╔══

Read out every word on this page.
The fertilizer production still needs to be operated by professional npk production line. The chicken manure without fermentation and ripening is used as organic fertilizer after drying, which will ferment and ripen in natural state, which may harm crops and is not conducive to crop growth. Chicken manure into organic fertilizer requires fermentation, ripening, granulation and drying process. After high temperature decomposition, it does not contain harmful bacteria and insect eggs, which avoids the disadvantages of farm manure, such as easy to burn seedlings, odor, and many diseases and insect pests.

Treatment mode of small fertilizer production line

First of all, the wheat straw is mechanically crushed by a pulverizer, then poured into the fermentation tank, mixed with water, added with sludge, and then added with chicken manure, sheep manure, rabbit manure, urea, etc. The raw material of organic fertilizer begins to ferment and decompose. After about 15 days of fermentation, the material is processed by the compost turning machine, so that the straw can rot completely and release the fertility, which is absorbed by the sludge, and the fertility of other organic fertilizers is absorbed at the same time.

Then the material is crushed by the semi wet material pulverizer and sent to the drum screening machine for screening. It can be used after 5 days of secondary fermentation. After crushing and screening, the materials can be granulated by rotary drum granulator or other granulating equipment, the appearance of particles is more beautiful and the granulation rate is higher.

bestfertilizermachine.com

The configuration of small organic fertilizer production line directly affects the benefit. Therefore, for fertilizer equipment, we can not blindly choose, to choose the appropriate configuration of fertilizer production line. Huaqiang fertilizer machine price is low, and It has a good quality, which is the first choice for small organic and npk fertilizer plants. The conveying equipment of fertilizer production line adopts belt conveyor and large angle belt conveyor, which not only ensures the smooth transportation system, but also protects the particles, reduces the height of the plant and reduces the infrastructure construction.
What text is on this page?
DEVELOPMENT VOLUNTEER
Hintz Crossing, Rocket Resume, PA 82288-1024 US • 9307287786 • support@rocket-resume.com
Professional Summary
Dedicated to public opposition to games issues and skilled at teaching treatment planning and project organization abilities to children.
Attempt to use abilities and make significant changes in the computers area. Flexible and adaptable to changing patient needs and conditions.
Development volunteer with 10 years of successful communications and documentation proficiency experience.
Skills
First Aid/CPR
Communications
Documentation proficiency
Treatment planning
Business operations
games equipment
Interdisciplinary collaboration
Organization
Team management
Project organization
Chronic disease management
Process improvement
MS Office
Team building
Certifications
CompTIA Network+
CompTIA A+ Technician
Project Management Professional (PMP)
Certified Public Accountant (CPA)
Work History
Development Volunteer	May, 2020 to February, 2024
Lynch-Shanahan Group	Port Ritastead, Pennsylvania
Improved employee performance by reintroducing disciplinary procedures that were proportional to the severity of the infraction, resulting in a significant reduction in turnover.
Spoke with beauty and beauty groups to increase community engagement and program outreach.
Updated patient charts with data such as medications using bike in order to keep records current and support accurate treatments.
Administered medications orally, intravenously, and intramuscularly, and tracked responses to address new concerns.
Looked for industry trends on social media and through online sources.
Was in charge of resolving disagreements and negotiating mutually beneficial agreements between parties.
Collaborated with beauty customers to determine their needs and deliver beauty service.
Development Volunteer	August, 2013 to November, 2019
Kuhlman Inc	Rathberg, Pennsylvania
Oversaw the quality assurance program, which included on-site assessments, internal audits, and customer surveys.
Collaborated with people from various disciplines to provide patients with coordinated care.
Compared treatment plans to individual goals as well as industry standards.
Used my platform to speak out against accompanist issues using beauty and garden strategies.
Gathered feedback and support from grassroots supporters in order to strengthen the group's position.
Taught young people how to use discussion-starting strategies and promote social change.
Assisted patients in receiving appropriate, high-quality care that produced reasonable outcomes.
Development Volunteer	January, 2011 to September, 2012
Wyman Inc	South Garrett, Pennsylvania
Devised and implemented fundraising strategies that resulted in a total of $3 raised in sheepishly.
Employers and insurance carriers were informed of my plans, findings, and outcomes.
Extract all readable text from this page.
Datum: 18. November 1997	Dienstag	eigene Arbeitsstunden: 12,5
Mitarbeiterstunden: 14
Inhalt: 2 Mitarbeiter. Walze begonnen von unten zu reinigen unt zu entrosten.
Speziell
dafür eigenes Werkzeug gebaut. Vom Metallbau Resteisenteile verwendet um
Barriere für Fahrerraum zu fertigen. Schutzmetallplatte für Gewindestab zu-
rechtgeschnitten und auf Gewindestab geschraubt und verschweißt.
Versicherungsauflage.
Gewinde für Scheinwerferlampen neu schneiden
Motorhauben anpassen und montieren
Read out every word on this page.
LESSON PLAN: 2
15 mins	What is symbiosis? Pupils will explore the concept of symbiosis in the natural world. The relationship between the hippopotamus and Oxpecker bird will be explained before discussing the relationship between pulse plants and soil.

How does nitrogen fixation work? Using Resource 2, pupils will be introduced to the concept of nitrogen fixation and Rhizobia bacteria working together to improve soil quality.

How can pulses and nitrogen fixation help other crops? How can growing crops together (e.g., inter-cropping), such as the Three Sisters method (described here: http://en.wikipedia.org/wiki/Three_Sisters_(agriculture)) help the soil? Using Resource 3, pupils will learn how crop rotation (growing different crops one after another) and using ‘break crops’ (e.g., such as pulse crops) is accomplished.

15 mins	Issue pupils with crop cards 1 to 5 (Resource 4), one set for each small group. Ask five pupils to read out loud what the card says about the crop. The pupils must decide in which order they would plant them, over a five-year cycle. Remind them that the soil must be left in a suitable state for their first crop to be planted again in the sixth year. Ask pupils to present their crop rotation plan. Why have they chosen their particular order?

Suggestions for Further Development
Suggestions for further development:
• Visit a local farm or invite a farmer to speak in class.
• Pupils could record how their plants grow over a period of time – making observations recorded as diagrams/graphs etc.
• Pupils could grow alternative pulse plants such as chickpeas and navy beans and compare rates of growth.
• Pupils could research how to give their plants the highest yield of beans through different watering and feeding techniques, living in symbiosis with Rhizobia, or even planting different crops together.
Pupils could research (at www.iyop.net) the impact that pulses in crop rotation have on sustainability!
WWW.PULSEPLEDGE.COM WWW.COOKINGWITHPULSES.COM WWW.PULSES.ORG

╚══

- _Your objective_
Write the entries above out again, unchanged and complete.

- _Solution to this task_
Read out every word on this page.
The fertilizer production still needs to be operated by professional npk production line. The chicken manure without fermentation and ripening is used as organic fertilizer after drying, which will ferment and ripen in natural state, which may harm crops and is not conducive to crop growth. Chicken manure into organic fertilizer requires fermentation, ripening, granulation and drying process. After high temperature decomposition, it does not contain harmful bacteria and insect eggs, which avoids the disadvantages of farm manure, such as easy to burn seedlings, odor, and many diseases and insect pests.

Treatment mode of small fertilizer production line

First of all, the wheat straw is mechanically crushed by a pulverizer, then poured into the fermentation tank, mixed with water, added with sludge, and then added with chicken manure, sheep manure, rabbit manure, urea, etc. The raw material of organic fertilizer begins to ferment and decompose. After about 15 days of fermentation, the material is processed by the compost turning machine, so that the straw can rot completely and release the fertility, which is absorbed by the sludge, and the fertility of other organic fertilizers is absorbed at the same time.

Then the material is crushed by the semi wet material pulverizer and sent to the drum screening machine for screening. It can be used after 5 days of secondary fermentation. After crushing and screening, the materials can be granulated by rotary drum granulator or other granulating equipment, the appearance of particles is more beautiful and the granulation rate is higher.

bestfertilizermachine.com

The configuration of small organic fertilizer production line directly affects the benefit. Therefore, for fertilizer equipment, we can not blindly choose, to choose the appropriate configuration of fertilizer production line. Huaqiang fertilizer machine price is low, and It has a good quality, which is the first choice for small organic and npk fertilizer plants. The conveying equipment of fertilizer production line adopts belt conveyor and large angle belt conveyor, which not only ensures the smooth transportation system, but also protects the particles, reduces the height of the plant and reduces the infrastructure construction.
What text is on this page?
DEVELOPMENT VOLUNTEER
Hintz Crossing, Rocket Resume, PA 82288-1024 US • 9307287786 • support@rocket-resume.com
Professional Summary
Dedicated to public opposition to games issues and skilled at teaching treatment planning and project organization abilities to children.
Attempt to use abilities and make significant changes in the computers area. Flexible and adaptable to changing patient needs and conditions.
Development volunteer with 10 years of successful communications and documentation proficiency experience.
Skills
First Aid/CPR
Communications
Documentation proficiency
Treatment planning
Business operations
games equipment
Interdisciplinary collaboration
Organization
Team management
Project organization
Chronic disease management
Process improvement
MS Office
Team building
Certifications
CompTIA Network+
CompTIA A+ Technician
Project Management Professional (PMP)
Certified Public Accountant (CPA)
Work History
Development Volunteer	May, 2020 to February, 2024
Lynch-Shanahan Group	Port Ritastead, Pennsylvania
Improved employee performance by reintroducing disciplinary procedures that were proportional to the severity of the infraction, resulting in a significant reduction in turnover.
Spoke with beauty and beauty groups to increase community engagement and program outreach.
Updated patient charts with data such as medications using bike in order to keep records current and support accurate treatments.
Administered medications orally, intravenously, and intramuscularly, and tracked responses to address new concerns.
Looked for industry trends on social media and through online sources.
Was in charge of resolving disagreements and negotiating mutually beneficial agreements between parties.
Collaborated with beauty customers to determine their needs and deliver beauty service.
Development Volunteer	August, 2013 to November, 2019
Kuhlman Inc	Rathberg, Pennsylvania
Oversaw the quality assurance program, which included on-site assessments, internal audits, and customer surveys.
Collaborated with people from various disciplines to provide patients with coordinated care.
Compared treatment plans to individual goals as well as industry standards.
Used my platform to speak out against accompanist issues using beauty and garden strategies.
Gathered feedback and support from grassroots supporters in order to strengthen the group's position.
Taught young people how to use discussion-starting strategies and promote social change.
Assisted patients in receiving appropriate, high-quality care that produced reasonable outcomes.
Development Volunteer	January, 2011 to September, 2012
Wyman Inc	South Garrett, Pennsylvania
Devised and implemented fundraising strategies that resulted in a total of $3 raised in sheepishly.
Employers and insurance carriers were informed of my plans, findings, and outcomes.
Extract all readable text from this page.
Datum: 18. November 1997	Dienstag	eigene Arbeitsstunden: 12,5
Mitarbeiterstunden: 14
Inhalt: 2 Mitarbeiter. Walze begonnen von unten zu reinigen unt zu entrosten.
Speziell
dafür eigenes Werkzeug gebaut. Vom Metallbau Resteisenteile verwendet um
Barriere für Fahrerraum zu fertigen. Schutzmetallplatte für Gewindestab zu-
rechtgeschnitten und auf Gewindestab geschraubt und verschweißt.
Versicherungsauflage.
Gewinde für Scheinwerferlampen neu schneiden
Motorhauben anpassen und montieren
Read out every word on this page.
LESSON PLAN: 2
15 mins	What is symbiosis? Pupils will explore the concept of symbiosis in the natural world. The relationship between the hippopotamus and Oxpecker bird will be explained before discussing the relationship between pulse plants and soil.

How does nitrogen fixation work? Using Resource 2, pupils will be introduced to the concept of nitrogen fixation and Rhizobia bacteria working together to improve soil quality.

How can pulses and nitrogen fixation help other crops? How can growing crops together (e.g., inter-cropping), such as the Three Sisters method (described here: http://en.wikipedia.org/wiki/Three_Sisters_(agriculture)) help the soil? Using Resource 3, pupils will learn how crop rotation (growing different crops one after another) and using ‘break crops’ (e.g., such as pulse crops) is accomplished.

15 mins	Issue pupils with crop cards 1 to 5 (Resource 4), one set for each small group. Ask five pupils to read out loud what the card says about the crop. The pupils must decide in which order they would plant them, over a five-year cycle. Remind them that the soil must be left in a suitable state for their first crop to be planted again in the sixth year. Ask pupils to present their crop rotation plan. Why have they chosen their particular order?

Suggestions for Further Development
Suggestions for further development:
• Visit a local farm or invite a farmer to speak in class.
• Pupils could record how their plants grow over a period of time – making observations recorded as diagrams/graphs etc.
• Pupils could grow alternative pulse plants such as chickpeas and navy beans and compare rates of growth.
• Pupils could research how to give their plants the highest yield of beans through different watering and feeding techniques, living in symbiosis with Rhizobia, or even planting different crops together.
Pupils could research (at www.iyop.net) the impact that pulses in crop rotation have on sustainability!
WWW.PULSEPLEDGE.COM WWW.COOKINGWITHPULSES.COM WWW.PULSES.ORG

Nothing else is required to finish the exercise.